WHAT YOU ARE ASKED TO DO: Repeat all the material exactly; pictures stay out of your copy.

DATA LINES:
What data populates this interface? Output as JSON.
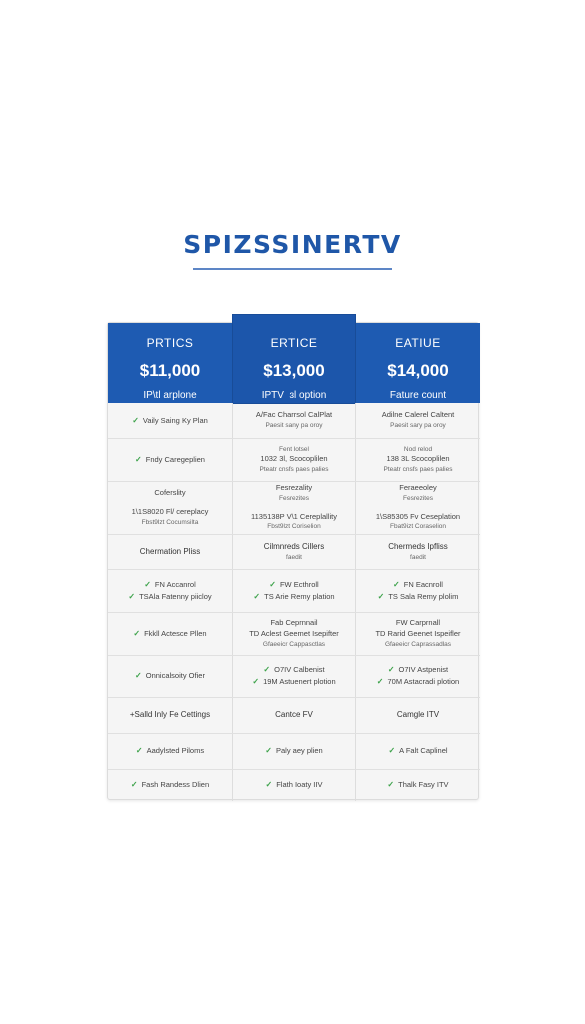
{
  "brand": {
    "title": "SPIZSSINERTV"
  },
  "columns": [
    {
      "name": "PRTICS",
      "price": "$11,000",
      "subtitle": "IP\\tl arplone"
    },
    {
      "name": "ERTICE",
      "price": "$13,000",
      "subtitle": "IPTV  ɜl option"
    },
    {
      "name": "EATIUE",
      "price": "$14,000",
      "subtitle": "Fature count"
    }
  ],
  "rows": [
    [
      {
        "lines": [
          {
            "text": "Vaily Saing Ky Plan",
            "check": true
          }
        ]
      },
      {
        "lines": [
          {
            "text": "A/Fac Charrsol CalPlat"
          },
          {
            "text": "Paesit sany pa oroy",
            "small": true
          }
        ]
      },
      {
        "lines": [
          {
            "text": "Adilne Calerel Caltent"
          },
          {
            "text": "Paesit sary pa oroy",
            "small": true
          }
        ]
      }
    ],
    [
      {
        "lines": [
          {
            "text": "Fndy Caregeplien",
            "check": true
          }
        ]
      },
      {
        "lines": [
          {
            "text": "Fent lotsel",
            "small": true
          },
          {
            "text": "1032 3l, Scocoplilen"
          },
          {
            "text": "Pteatr cnsfs paes palies",
            "small": true
          }
        ]
      },
      {
        "lines": [
          {
            "text": "Nod relod",
            "small": true
          },
          {
            "text": "138 3L Scocoplilen"
          },
          {
            "text": "Pteatr cnsfs paes palies",
            "small": true
          }
        ]
      }
    ],
    [
      {
        "lines": [
          {
            "text": "Coferslity"
          },
          {
            "text": "1\\1S8020 Fl/ cereplacy",
            "gap": true
          },
          {
            "text": "Fbst9lzt Cocumsilta",
            "small": true
          }
        ]
      },
      {
        "lines": [
          {
            "text": "Fesrezality"
          },
          {
            "text": "Fesrezites",
            "small": true
          },
          {
            "text": "1135138P V\\1 Cereplallity",
            "gap": true
          },
          {
            "text": "Fbst9lzt Coriselion",
            "small": true
          }
        ]
      },
      {
        "lines": [
          {
            "text": "Feraeeoley"
          },
          {
            "text": "Fesrezites",
            "small": true
          },
          {
            "text": "1\\S85305 Fv Ceseplation",
            "gap": true
          },
          {
            "text": "Fbat9izt Coraselion",
            "small": true
          }
        ]
      }
    ],
    [
      {
        "lines": [
          {
            "text": "Chermation Pliss",
            "strong": true
          }
        ]
      },
      {
        "lines": [
          {
            "text": "Cilmnreds Cillers",
            "strong": true
          },
          {
            "text": "faedit",
            "small": true
          }
        ]
      },
      {
        "lines": [
          {
            "text": "Chermeds Ipfliss",
            "strong": true
          },
          {
            "text": "faedit",
            "small": true
          }
        ]
      }
    ],
    [
      {
        "lines": [
          {
            "text": "FN Accanrol",
            "check": true
          },
          {
            "text": "TSAla Fatenny piicloy",
            "check": true
          }
        ]
      },
      {
        "lines": [
          {
            "text": "FW Ecthroll",
            "check": true
          },
          {
            "text": "TS Arie Remy plation",
            "check": true
          }
        ]
      },
      {
        "lines": [
          {
            "text": "FN Eacnroll",
            "check": true
          },
          {
            "text": "TS Sala Remy plolim",
            "check": true
          }
        ]
      }
    ],
    [
      {
        "lines": [
          {
            "text": "Fkkll Actesce Pllen",
            "check": true
          }
        ]
      },
      {
        "lines": [
          {
            "text": "Fab Ceprnnail"
          },
          {
            "text": "TD Aclest Geemet Isepifter"
          },
          {
            "text": "Gfaeeicr Cappasctlas",
            "small": true
          }
        ]
      },
      {
        "lines": [
          {
            "text": "FW Carprnall"
          },
          {
            "text": "TD Rarid Geenet Ispeifler"
          },
          {
            "text": "Gfaeeicr Caprassadlas",
            "small": true
          }
        ]
      }
    ],
    [
      {
        "lines": [
          {
            "text": "Onnicalsoity Ofier",
            "check": true
          }
        ]
      },
      {
        "lines": [
          {
            "text": "O7IV Calbenist",
            "check": true
          },
          {
            "text": "19M Astuenert plotion",
            "check": true
          }
        ]
      },
      {
        "lines": [
          {
            "text": "O7IV Astpenist",
            "check": true
          },
          {
            "text": "70M Astacradi plotion",
            "check": true
          }
        ]
      }
    ],
    [
      {
        "lines": [
          {
            "text": "+Salld Inly Fe Cettings",
            "strong": true
          }
        ]
      },
      {
        "lines": [
          {
            "text": "Cantce FV",
            "strong": true
          }
        ]
      },
      {
        "lines": [
          {
            "text": "Camgle ITV",
            "strong": true
          }
        ]
      }
    ],
    [
      {
        "lines": [
          {
            "text": "Aadylsted Piloms",
            "check": true
          }
        ]
      },
      {
        "lines": [
          {
            "text": "Paly aey plien",
            "check": true
          }
        ]
      },
      {
        "lines": [
          {
            "text": "A Falt Caplinel",
            "check": true
          }
        ]
      }
    ],
    [
      {
        "lines": [
          {
            "text": "Fash Randess Dlien",
            "check": true
          }
        ]
      },
      {
        "lines": [
          {
            "text": "Flath Ioaty IIV",
            "check": true
          }
        ]
      },
      {
        "lines": [
          {
            "text": "Thalk Fasy ITV",
            "check": true
          }
        ]
      }
    ]
  ]
}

EXPECTED ANSWER:
What data populates this interface? Output as JSON.
{
  "brand": {
    "title": "SPIZSSINERTV"
  },
  "columns": [
    {
      "name": "PRTICS",
      "price": "$11,000",
      "subtitle": "IP\\tl arplone"
    },
    {
      "name": "ERTICE",
      "price": "$13,000",
      "subtitle": "IPTV  ɜl option"
    },
    {
      "name": "EATIUE",
      "price": "$14,000",
      "subtitle": "Fature count"
    }
  ],
  "rows": [
    [
      {
        "lines": [
          {
            "text": "Vaily Saing Ky Plan",
            "check": true
          }
        ]
      },
      {
        "lines": [
          {
            "text": "A/Fac Charrsol CalPlat"
          },
          {
            "text": "Paesit sany pa oroy",
            "small": true
          }
        ]
      },
      {
        "lines": [
          {
            "text": "Adilne Calerel Caltent"
          },
          {
            "text": "Paesit sary pa oroy",
            "small": true
          }
        ]
      }
    ],
    [
      {
        "lines": [
          {
            "text": "Fndy Caregeplien",
            "check": true
          }
        ]
      },
      {
        "lines": [
          {
            "text": "Fent lotsel",
            "small": true
          },
          {
            "text": "1032 3l, Scocoplilen"
          },
          {
            "text": "Pteatr cnsfs paes palies",
            "small": true
          }
        ]
      },
      {
        "lines": [
          {
            "text": "Nod relod",
            "small": true
          },
          {
            "text": "138 3L Scocoplilen"
          },
          {
            "text": "Pteatr cnsfs paes palies",
            "small": true
          }
        ]
      }
    ],
    [
      {
        "lines": [
          {
            "text": "Coferslity"
          },
          {
            "text": "1\\1S8020 Fl/ cereplacy",
            "gap": true
          },
          {
            "text": "Fbst9lzt Cocumsilta",
            "small": true
          }
        ]
      },
      {
        "lines": [
          {
            "text": "Fesrezality"
          },
          {
            "text": "Fesrezites",
            "small": true
          },
          {
            "text": "1135138P V\\1 Cereplallity",
            "gap": true
          },
          {
            "text": "Fbst9lzt Coriselion",
            "small": true
          }
        ]
      },
      {
        "lines": [
          {
            "text": "Feraeeoley"
          },
          {
            "text": "Fesrezites",
            "small": true
          },
          {
            "text": "1\\S85305 Fv Ceseplation",
            "gap": true
          },
          {
            "text": "Fbat9izt Coraselion",
            "small": true
          }
        ]
      }
    ],
    [
      {
        "lines": [
          {
            "text": "Chermation Pliss",
            "strong": true
          }
        ]
      },
      {
        "lines": [
          {
            "text": "Cilmnreds Cillers",
            "strong": true
          },
          {
            "text": "faedit",
            "small": true
          }
        ]
      },
      {
        "lines": [
          {
            "text": "Chermeds Ipfliss",
            "strong": true
          },
          {
            "text": "faedit",
            "small": true
          }
        ]
      }
    ],
    [
      {
        "lines": [
          {
            "text": "FN Accanrol",
            "check": true
          },
          {
            "text": "TSAla Fatenny piicloy",
            "check": true
          }
        ]
      },
      {
        "lines": [
          {
            "text": "FW Ecthroll",
            "check": true
          },
          {
            "text": "TS Arie Remy plation",
            "check": true
          }
        ]
      },
      {
        "lines": [
          {
            "text": "FN Eacnroll",
            "check": true
          },
          {
            "text": "TS Sala Remy plolim",
            "check": true
          }
        ]
      }
    ],
    [
      {
        "lines": [
          {
            "text": "Fkkll Actesce Pllen",
            "check": true
          }
        ]
      },
      {
        "lines": [
          {
            "text": "Fab Ceprnnail"
          },
          {
            "text": "TD Aclest Geemet Isepifter"
          },
          {
            "text": "Gfaeeicr Cappasctlas",
            "small": true
          }
        ]
      },
      {
        "lines": [
          {
            "text": "FW Carprnall"
          },
          {
            "text": "TD Rarid Geenet Ispeifler"
          },
          {
            "text": "Gfaeeicr Caprassadlas",
            "small": true
          }
        ]
      }
    ],
    [
      {
        "lines": [
          {
            "text": "Onnicalsoity Ofier",
            "check": true
          }
        ]
      },
      {
        "lines": [
          {
            "text": "O7IV Calbenist",
            "check": true
          },
          {
            "text": "19M Astuenert plotion",
            "check": true
          }
        ]
      },
      {
        "lines": [
          {
            "text": "O7IV Astpenist",
            "check": true
          },
          {
            "text": "70M Astacradi plotion",
            "check": true
          }
        ]
      }
    ],
    [
      {
        "lines": [
          {
            "text": "+Salld Inly Fe Cettings",
            "strong": true
          }
        ]
      },
      {
        "lines": [
          {
            "text": "Cantce FV",
            "strong": true
          }
        ]
      },
      {
        "lines": [
          {
            "text": "Camgle ITV",
            "strong": true
          }
        ]
      }
    ],
    [
      {
        "lines": [
          {
            "text": "Aadylsted Piloms",
            "check": true
          }
        ]
      },
      {
        "lines": [
          {
            "text": "Paly aey plien",
            "check": true
          }
        ]
      },
      {
        "lines": [
          {
            "text": "A Falt Caplinel",
            "check": true
          }
        ]
      }
    ],
    [
      {
        "lines": [
          {
            "text": "Fash Randess Dlien",
            "check": true
          }
        ]
      },
      {
        "lines": [
          {
            "text": "Flath Ioaty IIV",
            "check": true
          }
        ]
      },
      {
        "lines": [
          {
            "text": "Thalk Fasy ITV",
            "check": true
          }
        ]
      }
    ]
  ]
}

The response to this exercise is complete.